[Data excerpts]:
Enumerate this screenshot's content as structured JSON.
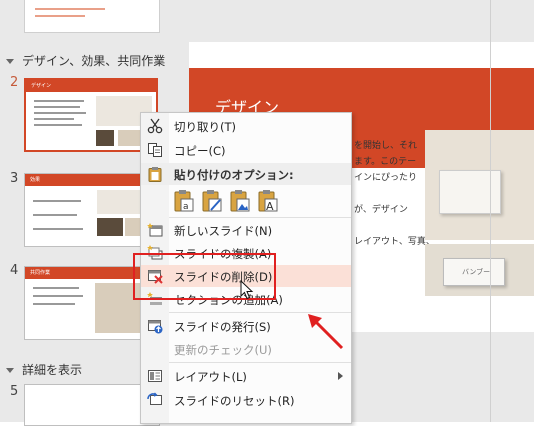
{
  "thumbnails": {
    "section_design": "デザイン、効果、共同作業",
    "section_details": "詳細を表示",
    "slides": [
      {
        "num": "2",
        "title": "デザイン",
        "selected": true
      },
      {
        "num": "3",
        "title": "効果"
      },
      {
        "num": "4",
        "title": "共同作業"
      },
      {
        "num": "5"
      }
    ]
  },
  "main_slide": {
    "title": "デザイン",
    "body_lines": [
      "を開始し、それ",
      "ます。このテー",
      "インにぴったり",
      "が、デザイン",
      "レイアウト、写真、"
    ],
    "photo_label": "バンブー"
  },
  "context_menu": {
    "cut": "切り取り(T)",
    "copy": "コピー(C)",
    "paste_options": "貼り付けのオプション:",
    "new_slide": "新しいスライド(N)",
    "duplicate_slide": "スライドの複製(A)",
    "delete_slide": "スライドの削除(D)",
    "add_section": "セクションの追加(A)",
    "publish_slides": "スライドの発行(S)",
    "check_updates": "更新のチェック(U)",
    "layout": "レイアウト(L)",
    "reset_slide": "スライドのリセット(R)"
  },
  "colors": {
    "accent": "#d24726",
    "highlight": "#fbe0d7",
    "annotation_red": "#e02020"
  }
}
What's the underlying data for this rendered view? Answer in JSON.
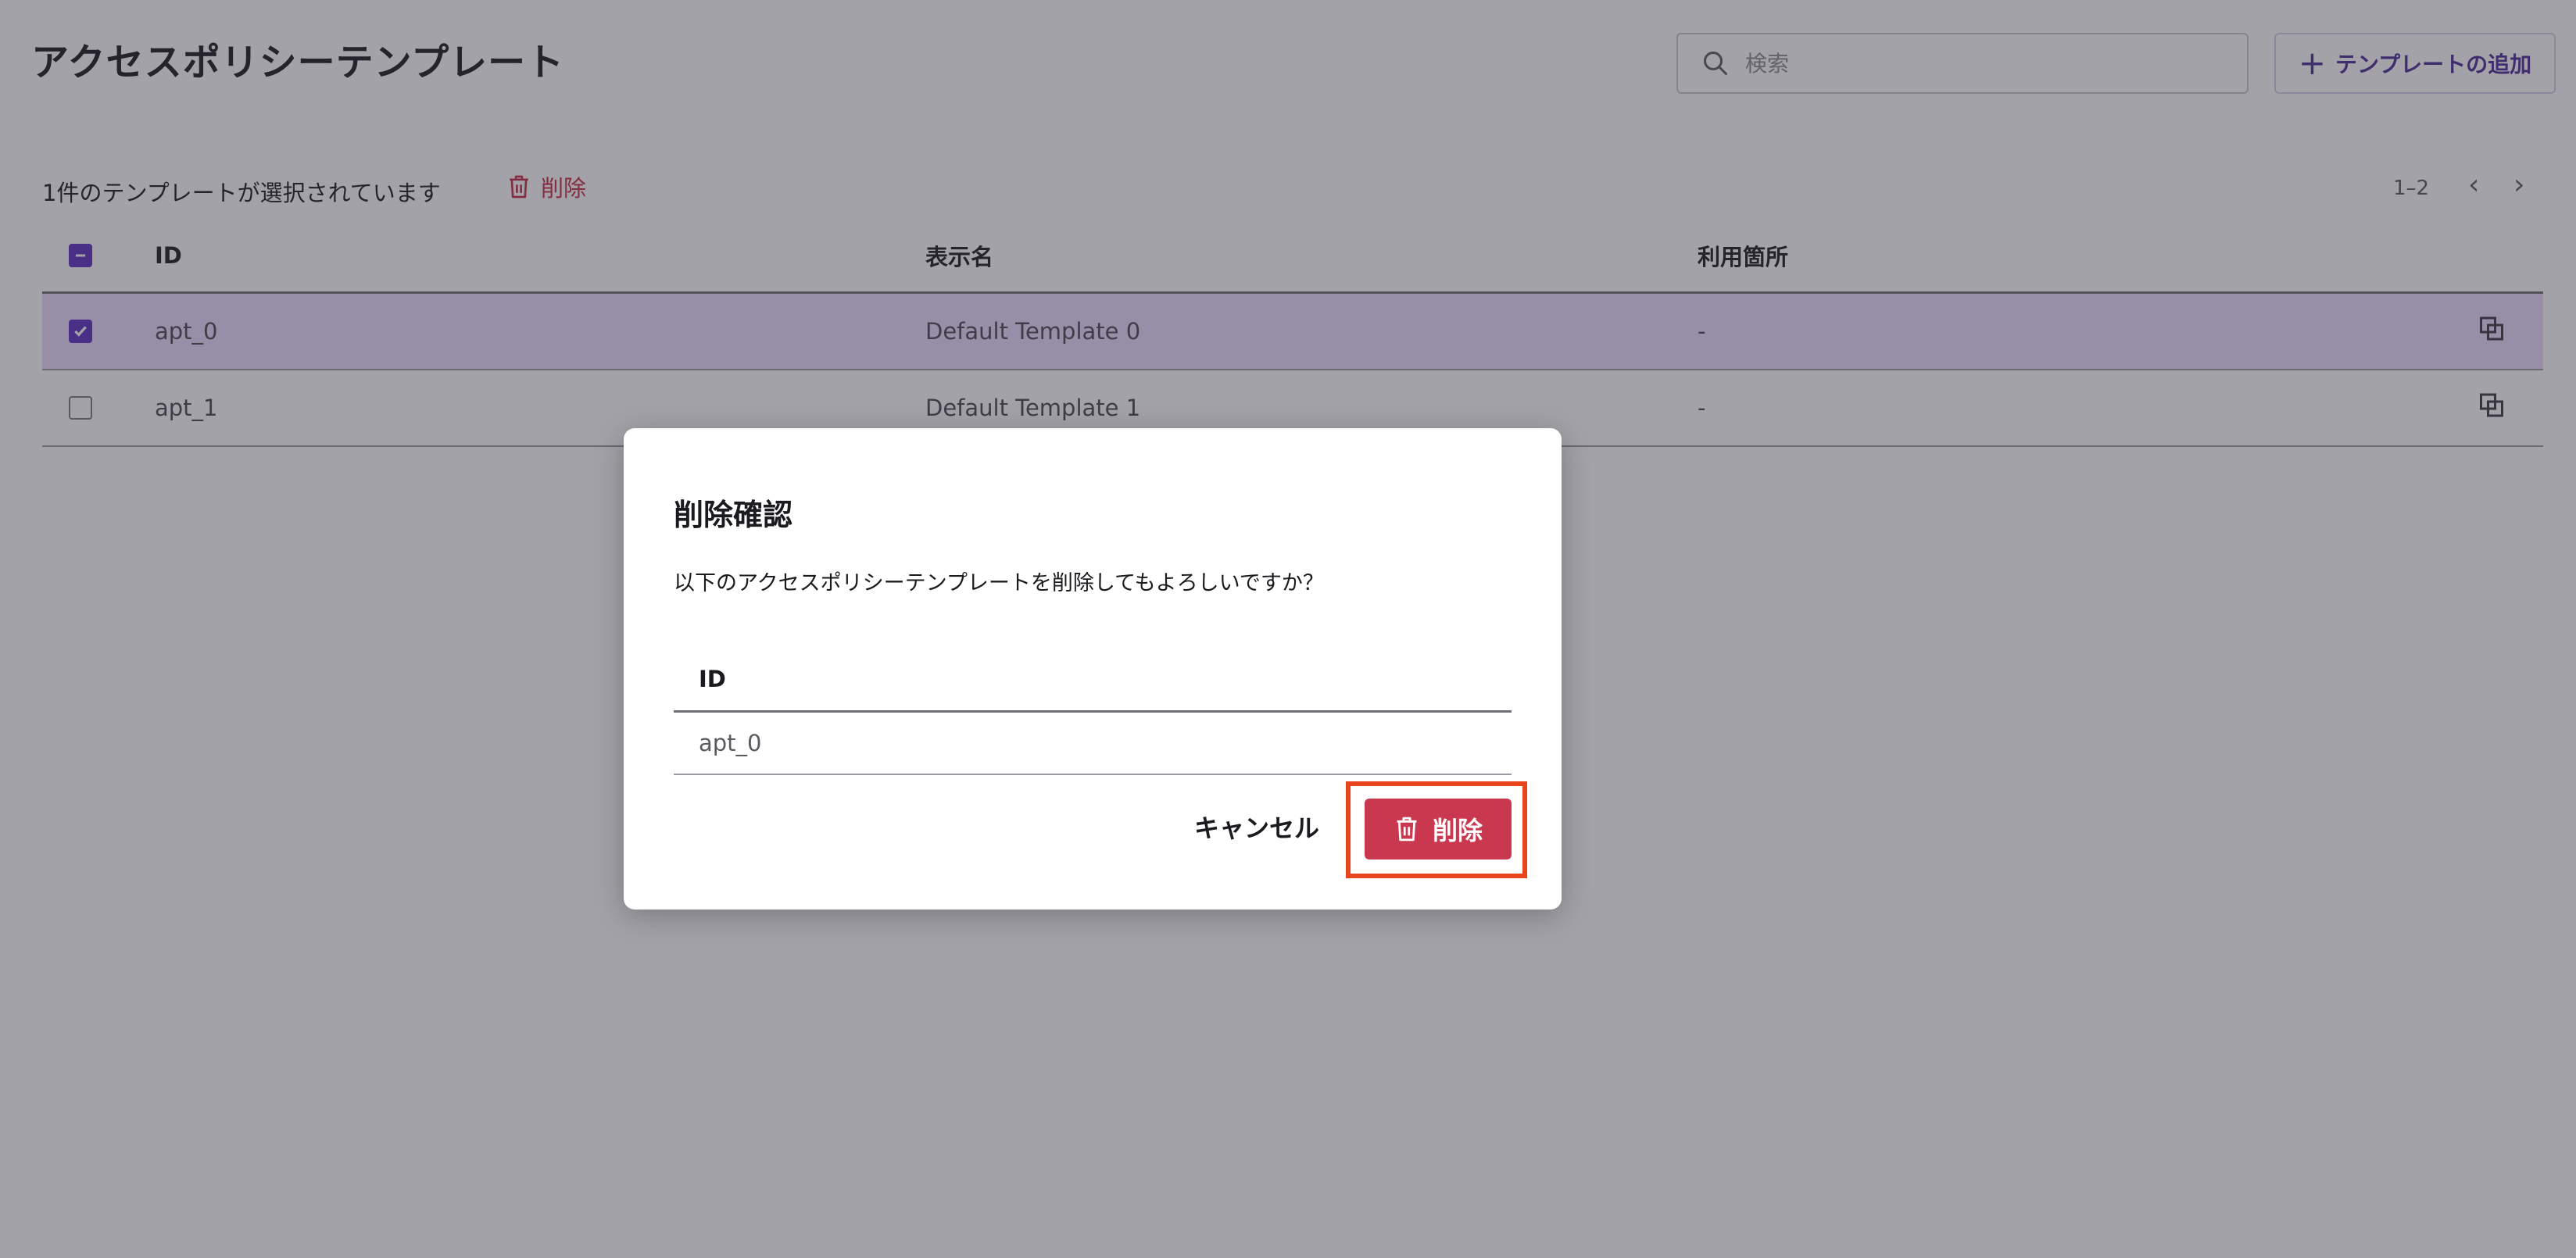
{
  "page": {
    "title": "アクセスポリシーテンプレート"
  },
  "search": {
    "placeholder": "検索",
    "icon": "search-icon"
  },
  "actions": {
    "add_label": "テンプレートの追加",
    "add_icon": "plus-icon"
  },
  "selection": {
    "text": "1件のテンプレートが選択されています",
    "delete_label": "削除"
  },
  "pager": {
    "range": "1–2",
    "prev_icon": "chevron-left-icon",
    "next_icon": "chevron-right-icon"
  },
  "table": {
    "headers": {
      "id": "ID",
      "name": "表示名",
      "usage": "利用箇所"
    },
    "rows": [
      {
        "id": "apt_0",
        "name": "Default Template 0",
        "usage": "-",
        "checked": true
      },
      {
        "id": "apt_1",
        "name": "Default Template 1",
        "usage": "-",
        "checked": false
      }
    ]
  },
  "dialog": {
    "title": "削除確認",
    "message": "以下のアクセスポリシーテンプレートを削除してもよろしいですか？",
    "table_header": "ID",
    "items": [
      "apt_0"
    ],
    "cancel_label": "キャンセル",
    "confirm_label": "削除"
  },
  "colors": {
    "accent": "#5b2fc2",
    "danger": "#c9384f",
    "highlight": "#e8451d",
    "selected_row": "#eadbff"
  }
}
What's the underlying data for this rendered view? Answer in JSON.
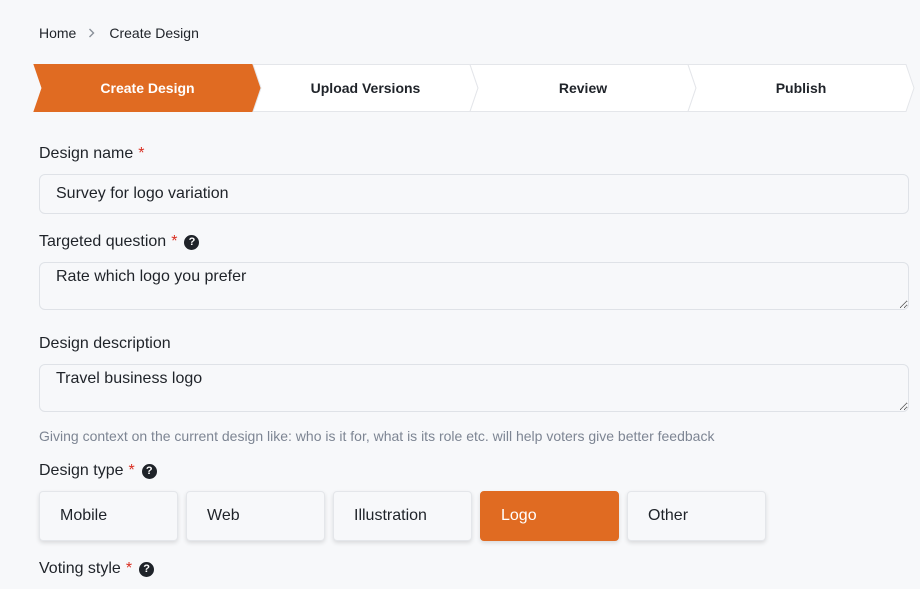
{
  "breadcrumb": {
    "home": "Home",
    "current": "Create Design"
  },
  "steps": [
    {
      "label": "Create Design",
      "active": true
    },
    {
      "label": "Upload Versions",
      "active": false
    },
    {
      "label": "Review",
      "active": false
    },
    {
      "label": "Publish",
      "active": false
    }
  ],
  "form": {
    "name_label": "Design name",
    "name_value": "Survey for logo variation",
    "question_label": "Targeted question",
    "question_value": "Rate which logo you prefer",
    "description_label": "Design description",
    "description_value": "Travel business logo",
    "description_hint": "Giving context on the current design like: who is it for, what is its role etc. will help voters give better feedback",
    "type_label": "Design type",
    "types": [
      "Mobile",
      "Web",
      "Illustration",
      "Logo",
      "Other"
    ],
    "selected_type": "Logo",
    "voting_label": "Voting style",
    "required_mark": "*",
    "help_mark": "?"
  },
  "colors": {
    "accent": "#e06b22",
    "required": "#d92d20",
    "border": "#dfe2e7"
  },
  "icons": {
    "breadcrumb_separator": "chevron-right-icon",
    "help": "question-circle-icon"
  }
}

[WHAT NEEDS TO BE DONE]:
Leave the images out and output the remaining material exactly as it stands.

[EXERCISE RESPONSE]:
Enumerate this screenshot's content as structured JSON.
{
  "thumbnails": {
    "section_design": "デザイン、効果、共同作業",
    "section_details": "詳細を表示",
    "slides": [
      {
        "num": "2",
        "title": "デザイン",
        "selected": true
      },
      {
        "num": "3",
        "title": "効果"
      },
      {
        "num": "4",
        "title": "共同作業"
      },
      {
        "num": "5"
      }
    ]
  },
  "main_slide": {
    "title": "デザイン",
    "body_lines": [
      "を開始し、それ",
      "ます。このテー",
      "インにぴったり",
      "が、デザイン",
      "レイアウト、写真、"
    ],
    "photo_label": "バンブー"
  },
  "context_menu": {
    "cut": "切り取り(T)",
    "copy": "コピー(C)",
    "paste_options": "貼り付けのオプション:",
    "new_slide": "新しいスライド(N)",
    "duplicate_slide": "スライドの複製(A)",
    "delete_slide": "スライドの削除(D)",
    "add_section": "セクションの追加(A)",
    "publish_slides": "スライドの発行(S)",
    "check_updates": "更新のチェック(U)",
    "layout": "レイアウト(L)",
    "reset_slide": "スライドのリセット(R)"
  },
  "colors": {
    "accent": "#d24726",
    "highlight": "#fbe0d7",
    "annotation_red": "#e02020"
  }
}
What's the underlying data for this rendered view? Answer in JSON.
{
  "page": {
    "title": "アクセスポリシーテンプレート"
  },
  "search": {
    "placeholder": "検索",
    "icon": "search-icon"
  },
  "actions": {
    "add_label": "テンプレートの追加",
    "add_icon": "plus-icon"
  },
  "selection": {
    "text": "1件のテンプレートが選択されています",
    "delete_label": "削除"
  },
  "pager": {
    "range": "1–2",
    "prev_icon": "chevron-left-icon",
    "next_icon": "chevron-right-icon"
  },
  "table": {
    "headers": {
      "id": "ID",
      "name": "表示名",
      "usage": "利用箇所"
    },
    "rows": [
      {
        "id": "apt_0",
        "name": "Default Template 0",
        "usage": "-",
        "checked": true
      },
      {
        "id": "apt_1",
        "name": "Default Template 1",
        "usage": "-",
        "checked": false
      }
    ]
  },
  "dialog": {
    "title": "削除確認",
    "message": "以下のアクセスポリシーテンプレートを削除してもよろしいですか？",
    "table_header": "ID",
    "items": [
      "apt_0"
    ],
    "cancel_label": "キャンセル",
    "confirm_label": "削除"
  },
  "colors": {
    "accent": "#5b2fc2",
    "danger": "#c9384f",
    "highlight": "#e8451d",
    "selected_row": "#eadbff"
  }
}
What's the underlying data for this rendered view? Answer in JSON.
{
  "breadcrumb": {
    "home": "Home",
    "current": "Create Design"
  },
  "steps": [
    {
      "label": "Create Design",
      "active": true
    },
    {
      "label": "Upload Versions",
      "active": false
    },
    {
      "label": "Review",
      "active": false
    },
    {
      "label": "Publish",
      "active": false
    }
  ],
  "form": {
    "name_label": "Design name",
    "name_value": "Survey for logo variation",
    "question_label": "Targeted question",
    "question_value": "Rate which logo you prefer",
    "description_label": "Design description",
    "description_value": "Travel business logo",
    "description_hint": "Giving context on the current design like: who is it for, what is its role etc. will help voters give better feedback",
    "type_label": "Design type",
    "types": [
      "Mobile",
      "Web",
      "Illustration",
      "Logo",
      "Other"
    ],
    "selected_type": "Logo",
    "voting_label": "Voting style",
    "required_mark": "*",
    "help_mark": "?"
  },
  "colors": {
    "accent": "#e06b22",
    "required": "#d92d20",
    "border": "#dfe2e7"
  },
  "icons": {
    "breadcrumb_separator": "chevron-right-icon",
    "help": "question-circle-icon"
  }
}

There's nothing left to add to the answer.